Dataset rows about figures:
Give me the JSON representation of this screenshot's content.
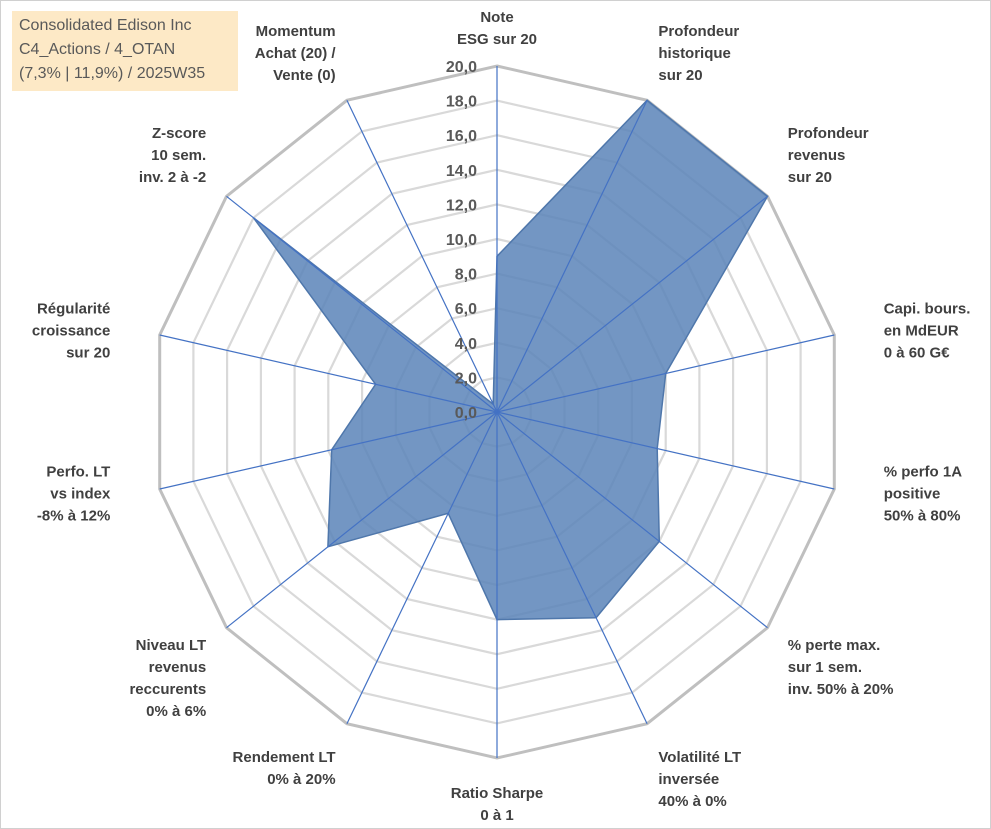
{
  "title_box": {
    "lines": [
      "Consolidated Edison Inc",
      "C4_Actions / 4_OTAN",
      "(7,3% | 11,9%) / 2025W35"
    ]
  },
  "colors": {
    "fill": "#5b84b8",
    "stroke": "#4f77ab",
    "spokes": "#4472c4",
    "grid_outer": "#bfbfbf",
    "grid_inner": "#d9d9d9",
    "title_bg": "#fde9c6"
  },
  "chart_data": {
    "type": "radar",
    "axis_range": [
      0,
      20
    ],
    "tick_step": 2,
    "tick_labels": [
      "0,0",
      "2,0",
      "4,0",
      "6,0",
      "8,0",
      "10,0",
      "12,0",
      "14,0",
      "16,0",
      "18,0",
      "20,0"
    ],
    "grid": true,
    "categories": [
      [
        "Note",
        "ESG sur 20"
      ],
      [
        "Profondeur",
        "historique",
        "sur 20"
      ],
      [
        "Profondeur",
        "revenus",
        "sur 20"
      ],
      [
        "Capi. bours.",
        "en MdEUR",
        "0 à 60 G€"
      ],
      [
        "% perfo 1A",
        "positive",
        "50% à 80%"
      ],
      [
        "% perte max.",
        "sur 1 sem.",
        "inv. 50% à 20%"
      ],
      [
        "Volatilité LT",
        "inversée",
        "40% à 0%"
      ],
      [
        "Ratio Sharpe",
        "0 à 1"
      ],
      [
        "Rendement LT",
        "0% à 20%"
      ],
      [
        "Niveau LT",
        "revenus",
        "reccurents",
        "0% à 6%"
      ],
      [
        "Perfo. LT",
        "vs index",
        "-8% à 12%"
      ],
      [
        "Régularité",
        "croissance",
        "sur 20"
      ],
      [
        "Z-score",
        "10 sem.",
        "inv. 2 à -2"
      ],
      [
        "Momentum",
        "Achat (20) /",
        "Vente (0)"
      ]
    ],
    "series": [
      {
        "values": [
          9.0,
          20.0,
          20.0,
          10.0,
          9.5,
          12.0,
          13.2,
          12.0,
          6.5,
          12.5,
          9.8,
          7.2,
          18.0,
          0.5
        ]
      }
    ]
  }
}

**The problem:**
Repeat every record above exactly, but leave out any pictures.

**Worked answer:**
Give me the JSON representation of this screenshot's content.
{
  "title_box": {
    "lines": [
      "Consolidated Edison Inc",
      "C4_Actions / 4_OTAN",
      "(7,3% | 11,9%) / 2025W35"
    ]
  },
  "colors": {
    "fill": "#5b84b8",
    "stroke": "#4f77ab",
    "spokes": "#4472c4",
    "grid_outer": "#bfbfbf",
    "grid_inner": "#d9d9d9",
    "title_bg": "#fde9c6"
  },
  "chart_data": {
    "type": "radar",
    "axis_range": [
      0,
      20
    ],
    "tick_step": 2,
    "tick_labels": [
      "0,0",
      "2,0",
      "4,0",
      "6,0",
      "8,0",
      "10,0",
      "12,0",
      "14,0",
      "16,0",
      "18,0",
      "20,0"
    ],
    "grid": true,
    "categories": [
      [
        "Note",
        "ESG sur 20"
      ],
      [
        "Profondeur",
        "historique",
        "sur 20"
      ],
      [
        "Profondeur",
        "revenus",
        "sur 20"
      ],
      [
        "Capi. bours.",
        "en MdEUR",
        "0 à 60 G€"
      ],
      [
        "% perfo 1A",
        "positive",
        "50% à 80%"
      ],
      [
        "% perte max.",
        "sur 1 sem.",
        "inv. 50% à 20%"
      ],
      [
        "Volatilité LT",
        "inversée",
        "40% à 0%"
      ],
      [
        "Ratio Sharpe",
        "0 à 1"
      ],
      [
        "Rendement LT",
        "0% à 20%"
      ],
      [
        "Niveau LT",
        "revenus",
        "reccurents",
        "0% à 6%"
      ],
      [
        "Perfo. LT",
        "vs index",
        "-8% à 12%"
      ],
      [
        "Régularité",
        "croissance",
        "sur 20"
      ],
      [
        "Z-score",
        "10 sem.",
        "inv. 2 à -2"
      ],
      [
        "Momentum",
        "Achat (20) /",
        "Vente (0)"
      ]
    ],
    "series": [
      {
        "values": [
          9.0,
          20.0,
          20.0,
          10.0,
          9.5,
          12.0,
          13.2,
          12.0,
          6.5,
          12.5,
          9.8,
          7.2,
          18.0,
          0.5
        ]
      }
    ]
  }
}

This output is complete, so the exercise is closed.